AIM OF THE TASK: Exact reproduction of the data is required, with images excluded.

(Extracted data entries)
# # #

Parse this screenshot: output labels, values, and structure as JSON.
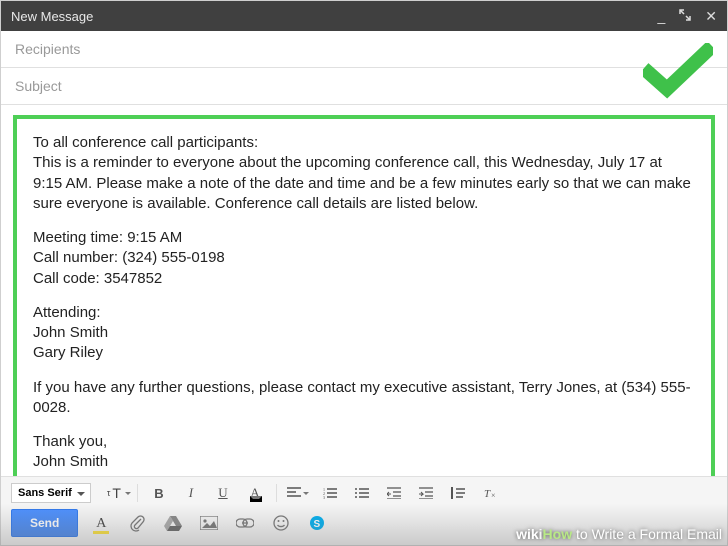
{
  "titlebar": {
    "title": "New Message"
  },
  "fields": {
    "recipients_placeholder": "Recipients",
    "subject_placeholder": "Subject"
  },
  "body": {
    "p1": "To all conference call participants:\nThis is a reminder to everyone about the upcoming conference call, this Wednesday, July 17 at 9:15 AM. Please make a note of the date and time and be a few minutes early so that we can make sure everyone is available. Conference call details are listed below.",
    "p2": "Meeting time: 9:15 AM\nCall number: (324) 555-0198\nCall code: 3547852",
    "p3": "Attending:\nJohn Smith\nGary Riley",
    "p4": "If you have any further questions, please contact my executive assistant, Terry Jones, at (534) 555-0028.",
    "p5": "Thank you,\nJohn Smith"
  },
  "toolbar": {
    "font_family": "Sans Serif",
    "size_icon": "τT",
    "bold": "B",
    "italic": "I",
    "underline": "U",
    "text_color": "A",
    "send_label": "Send",
    "highlight_A": "A"
  },
  "watermark": {
    "wiki": "wiki",
    "how": "How",
    "rest": " to Write a Formal Email"
  },
  "colors": {
    "frame_green": "#4ecf56",
    "send_blue": "#4d90fe"
  }
}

# # #

SOLUTION FOR THIS TASK:
Parse this screenshot: output labels, values, and structure as JSON.
{
  "titlebar": {
    "title": "New Message"
  },
  "fields": {
    "recipients_placeholder": "Recipients",
    "subject_placeholder": "Subject"
  },
  "body": {
    "p1": "To all conference call participants:\nThis is a reminder to everyone about the upcoming conference call, this Wednesday, July 17 at 9:15 AM. Please make a note of the date and time and be a few minutes early so that we can make sure everyone is available. Conference call details are listed below.",
    "p2": "Meeting time: 9:15 AM\nCall number: (324) 555-0198\nCall code: 3547852",
    "p3": "Attending:\nJohn Smith\nGary Riley",
    "p4": "If you have any further questions, please contact my executive assistant, Terry Jones, at (534) 555-0028.",
    "p5": "Thank you,\nJohn Smith"
  },
  "toolbar": {
    "font_family": "Sans Serif",
    "size_icon": "τT",
    "bold": "B",
    "italic": "I",
    "underline": "U",
    "text_color": "A",
    "send_label": "Send",
    "highlight_A": "A"
  },
  "watermark": {
    "wiki": "wiki",
    "how": "How",
    "rest": " to Write a Formal Email"
  },
  "colors": {
    "frame_green": "#4ecf56",
    "send_blue": "#4d90fe"
  }
}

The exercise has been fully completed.